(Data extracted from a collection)
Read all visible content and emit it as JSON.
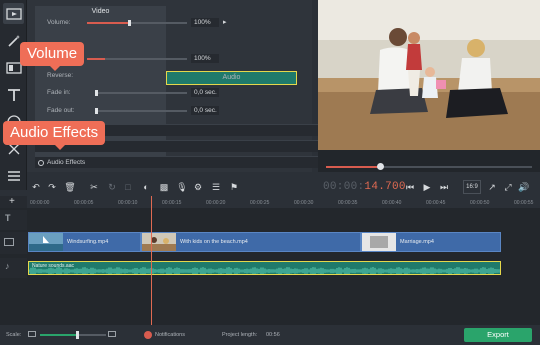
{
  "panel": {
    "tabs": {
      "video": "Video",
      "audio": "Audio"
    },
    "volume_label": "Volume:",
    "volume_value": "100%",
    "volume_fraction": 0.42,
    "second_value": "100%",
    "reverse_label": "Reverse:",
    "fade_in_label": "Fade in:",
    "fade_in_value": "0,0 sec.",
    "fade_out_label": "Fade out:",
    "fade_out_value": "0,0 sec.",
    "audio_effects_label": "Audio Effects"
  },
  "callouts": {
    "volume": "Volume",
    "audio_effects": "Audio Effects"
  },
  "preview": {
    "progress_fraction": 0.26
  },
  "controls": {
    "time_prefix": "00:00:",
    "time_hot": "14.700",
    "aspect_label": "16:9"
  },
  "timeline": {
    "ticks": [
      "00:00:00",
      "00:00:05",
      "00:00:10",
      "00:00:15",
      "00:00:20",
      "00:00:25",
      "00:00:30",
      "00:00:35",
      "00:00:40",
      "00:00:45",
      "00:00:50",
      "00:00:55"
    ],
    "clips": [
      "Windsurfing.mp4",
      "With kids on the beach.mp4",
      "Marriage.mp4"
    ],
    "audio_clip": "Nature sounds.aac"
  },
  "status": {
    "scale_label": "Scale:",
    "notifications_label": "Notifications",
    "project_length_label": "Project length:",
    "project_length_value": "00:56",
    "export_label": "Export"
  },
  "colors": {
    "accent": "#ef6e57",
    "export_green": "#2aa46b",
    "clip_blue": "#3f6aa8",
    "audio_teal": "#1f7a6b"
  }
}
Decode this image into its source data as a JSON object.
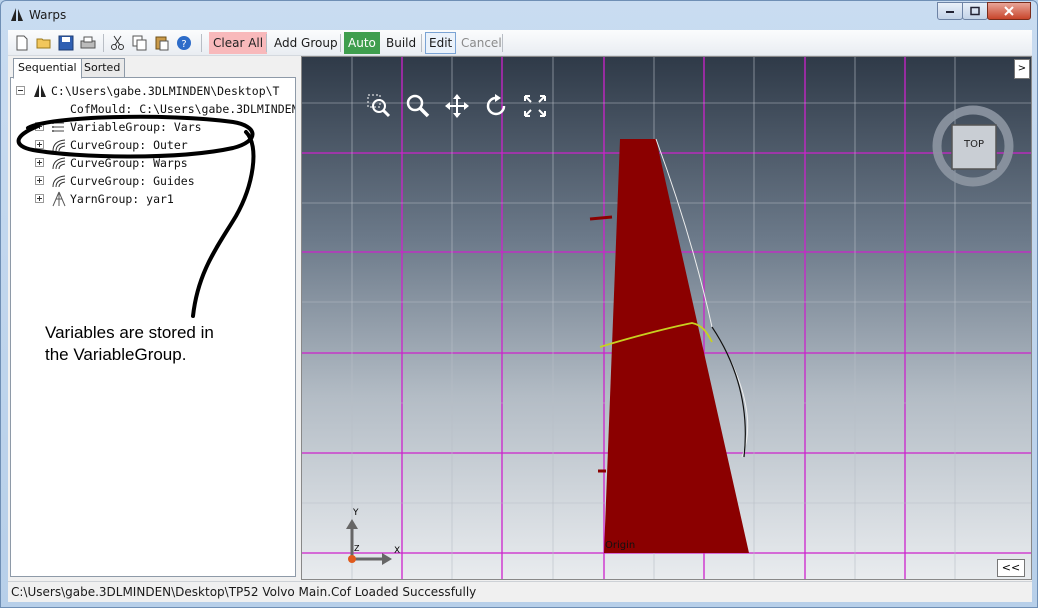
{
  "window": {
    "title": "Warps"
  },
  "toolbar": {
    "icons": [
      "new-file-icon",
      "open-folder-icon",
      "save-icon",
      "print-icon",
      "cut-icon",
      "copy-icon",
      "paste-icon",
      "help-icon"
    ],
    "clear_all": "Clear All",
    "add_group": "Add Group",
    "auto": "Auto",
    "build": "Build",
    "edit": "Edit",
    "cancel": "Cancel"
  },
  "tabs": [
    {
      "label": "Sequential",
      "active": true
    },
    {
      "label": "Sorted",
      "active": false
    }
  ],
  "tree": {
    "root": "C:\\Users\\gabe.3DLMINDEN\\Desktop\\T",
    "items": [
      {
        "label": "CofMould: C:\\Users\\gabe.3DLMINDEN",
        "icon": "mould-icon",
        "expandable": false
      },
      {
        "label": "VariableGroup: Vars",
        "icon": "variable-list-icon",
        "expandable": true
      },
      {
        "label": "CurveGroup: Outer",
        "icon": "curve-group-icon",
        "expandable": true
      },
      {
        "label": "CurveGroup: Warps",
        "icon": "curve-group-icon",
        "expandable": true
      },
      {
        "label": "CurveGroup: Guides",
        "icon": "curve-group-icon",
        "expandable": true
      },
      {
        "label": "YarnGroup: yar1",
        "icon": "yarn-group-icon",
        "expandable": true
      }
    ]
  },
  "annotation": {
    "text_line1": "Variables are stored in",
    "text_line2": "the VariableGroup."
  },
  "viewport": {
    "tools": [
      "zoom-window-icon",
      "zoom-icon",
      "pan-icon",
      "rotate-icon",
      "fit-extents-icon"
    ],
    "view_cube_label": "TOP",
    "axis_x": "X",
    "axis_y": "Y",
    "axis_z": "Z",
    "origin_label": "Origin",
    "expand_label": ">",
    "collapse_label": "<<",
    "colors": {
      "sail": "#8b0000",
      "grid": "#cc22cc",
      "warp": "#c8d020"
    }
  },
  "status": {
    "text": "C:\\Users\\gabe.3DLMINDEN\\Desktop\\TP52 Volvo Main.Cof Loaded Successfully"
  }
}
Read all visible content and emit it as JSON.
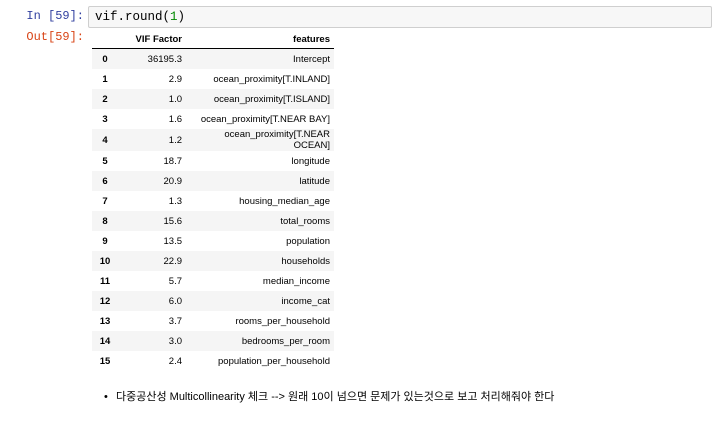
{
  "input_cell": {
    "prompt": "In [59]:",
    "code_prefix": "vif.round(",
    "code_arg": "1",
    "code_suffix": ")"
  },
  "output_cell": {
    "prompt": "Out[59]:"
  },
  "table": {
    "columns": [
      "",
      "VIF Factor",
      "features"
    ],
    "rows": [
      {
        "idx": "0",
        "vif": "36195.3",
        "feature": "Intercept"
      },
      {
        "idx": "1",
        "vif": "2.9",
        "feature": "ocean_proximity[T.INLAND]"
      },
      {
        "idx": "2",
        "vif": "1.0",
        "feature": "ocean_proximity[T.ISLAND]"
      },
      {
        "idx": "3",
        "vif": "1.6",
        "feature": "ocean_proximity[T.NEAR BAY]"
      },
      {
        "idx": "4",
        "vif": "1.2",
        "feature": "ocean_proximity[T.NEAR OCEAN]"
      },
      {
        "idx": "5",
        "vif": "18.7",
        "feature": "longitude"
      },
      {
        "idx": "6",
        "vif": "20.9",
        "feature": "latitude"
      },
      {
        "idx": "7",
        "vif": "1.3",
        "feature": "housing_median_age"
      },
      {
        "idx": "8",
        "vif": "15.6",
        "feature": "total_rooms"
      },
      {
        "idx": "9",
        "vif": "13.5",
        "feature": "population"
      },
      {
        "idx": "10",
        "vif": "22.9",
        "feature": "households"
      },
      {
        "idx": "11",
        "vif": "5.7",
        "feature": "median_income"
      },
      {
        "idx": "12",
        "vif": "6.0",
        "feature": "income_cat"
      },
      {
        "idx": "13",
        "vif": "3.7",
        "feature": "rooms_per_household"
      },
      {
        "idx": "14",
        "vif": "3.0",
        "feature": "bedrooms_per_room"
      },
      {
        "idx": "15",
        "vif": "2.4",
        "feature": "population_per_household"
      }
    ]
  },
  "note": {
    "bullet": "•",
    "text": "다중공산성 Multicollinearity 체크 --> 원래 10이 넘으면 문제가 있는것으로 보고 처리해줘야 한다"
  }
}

## PROBLEM DETAILS
Quote each record exactly as it stands, minus the pictures.

## EXERCISE OUTPUT
Read all visible content and emit it as JSON.
{
  "panel": {
    "tabs": {
      "video": "Video",
      "audio": "Audio"
    },
    "volume_label": "Volume:",
    "volume_value": "100%",
    "volume_fraction": 0.42,
    "second_value": "100%",
    "reverse_label": "Reverse:",
    "fade_in_label": "Fade in:",
    "fade_in_value": "0,0 sec.",
    "fade_out_label": "Fade out:",
    "fade_out_value": "0,0 sec.",
    "audio_effects_label": "Audio Effects"
  },
  "callouts": {
    "volume": "Volume",
    "audio_effects": "Audio Effects"
  },
  "preview": {
    "progress_fraction": 0.26
  },
  "controls": {
    "time_prefix": "00:00:",
    "time_hot": "14.700",
    "aspect_label": "16:9"
  },
  "timeline": {
    "ticks": [
      "00:00:00",
      "00:00:05",
      "00:00:10",
      "00:00:15",
      "00:00:20",
      "00:00:25",
      "00:00:30",
      "00:00:35",
      "00:00:40",
      "00:00:45",
      "00:00:50",
      "00:00:55"
    ],
    "clips": [
      "Windsurfing.mp4",
      "With kids on the beach.mp4",
      "Marriage.mp4"
    ],
    "audio_clip": "Nature sounds.aac"
  },
  "status": {
    "scale_label": "Scale:",
    "notifications_label": "Notifications",
    "project_length_label": "Project length:",
    "project_length_value": "00:56",
    "export_label": "Export"
  },
  "colors": {
    "accent": "#ef6e57",
    "export_green": "#2aa46b",
    "clip_blue": "#3f6aa8",
    "audio_teal": "#1f7a6b"
  }
}
Decode this image into its source data as a JSON object.
{
  "window": {
    "title": "Warps"
  },
  "toolbar": {
    "icons": [
      "new-file-icon",
      "open-folder-icon",
      "save-icon",
      "print-icon",
      "cut-icon",
      "copy-icon",
      "paste-icon",
      "help-icon"
    ],
    "clear_all": "Clear All",
    "add_group": "Add Group",
    "auto": "Auto",
    "build": "Build",
    "edit": "Edit",
    "cancel": "Cancel"
  },
  "tabs": [
    {
      "label": "Sequential",
      "active": true
    },
    {
      "label": "Sorted",
      "active": false
    }
  ],
  "tree": {
    "root": "C:\\Users\\gabe.3DLMINDEN\\Desktop\\T",
    "items": [
      {
        "label": "CofMould: C:\\Users\\gabe.3DLMINDEN",
        "icon": "mould-icon",
        "expandable": false
      },
      {
        "label": "VariableGroup: Vars",
        "icon": "variable-list-icon",
        "expandable": true
      },
      {
        "label": "CurveGroup: Outer",
        "icon": "curve-group-icon",
        "expandable": true
      },
      {
        "label": "CurveGroup: Warps",
        "icon": "curve-group-icon",
        "expandable": true
      },
      {
        "label": "CurveGroup: Guides",
        "icon": "curve-group-icon",
        "expandable": true
      },
      {
        "label": "YarnGroup: yar1",
        "icon": "yarn-group-icon",
        "expandable": true
      }
    ]
  },
  "annotation": {
    "text_line1": "Variables are stored in",
    "text_line2": "the VariableGroup."
  },
  "viewport": {
    "tools": [
      "zoom-window-icon",
      "zoom-icon",
      "pan-icon",
      "rotate-icon",
      "fit-extents-icon"
    ],
    "view_cube_label": "TOP",
    "axis_x": "X",
    "axis_y": "Y",
    "axis_z": "Z",
    "origin_label": "Origin",
    "expand_label": ">",
    "collapse_label": "<<",
    "colors": {
      "sail": "#8b0000",
      "grid": "#cc22cc",
      "warp": "#c8d020"
    }
  },
  "status": {
    "text": "C:\\Users\\gabe.3DLMINDEN\\Desktop\\TP52 Volvo Main.Cof Loaded Successfully"
  }
}
Read all visible content and emit it as JSON.
{
  "input_cell": {
    "prompt": "In [59]:",
    "code_prefix": "vif.round(",
    "code_arg": "1",
    "code_suffix": ")"
  },
  "output_cell": {
    "prompt": "Out[59]:"
  },
  "table": {
    "columns": [
      "",
      "VIF Factor",
      "features"
    ],
    "rows": [
      {
        "idx": "0",
        "vif": "36195.3",
        "feature": "Intercept"
      },
      {
        "idx": "1",
        "vif": "2.9",
        "feature": "ocean_proximity[T.INLAND]"
      },
      {
        "idx": "2",
        "vif": "1.0",
        "feature": "ocean_proximity[T.ISLAND]"
      },
      {
        "idx": "3",
        "vif": "1.6",
        "feature": "ocean_proximity[T.NEAR BAY]"
      },
      {
        "idx": "4",
        "vif": "1.2",
        "feature": "ocean_proximity[T.NEAR OCEAN]"
      },
      {
        "idx": "5",
        "vif": "18.7",
        "feature": "longitude"
      },
      {
        "idx": "6",
        "vif": "20.9",
        "feature": "latitude"
      },
      {
        "idx": "7",
        "vif": "1.3",
        "feature": "housing_median_age"
      },
      {
        "idx": "8",
        "vif": "15.6",
        "feature": "total_rooms"
      },
      {
        "idx": "9",
        "vif": "13.5",
        "feature": "population"
      },
      {
        "idx": "10",
        "vif": "22.9",
        "feature": "households"
      },
      {
        "idx": "11",
        "vif": "5.7",
        "feature": "median_income"
      },
      {
        "idx": "12",
        "vif": "6.0",
        "feature": "income_cat"
      },
      {
        "idx": "13",
        "vif": "3.7",
        "feature": "rooms_per_household"
      },
      {
        "idx": "14",
        "vif": "3.0",
        "feature": "bedrooms_per_room"
      },
      {
        "idx": "15",
        "vif": "2.4",
        "feature": "population_per_household"
      }
    ]
  },
  "note": {
    "bullet": "•",
    "text": "다중공산성 Multicollinearity 체크 --> 원래 10이 넘으면 문제가 있는것으로 보고 처리해줘야 한다"
  }
}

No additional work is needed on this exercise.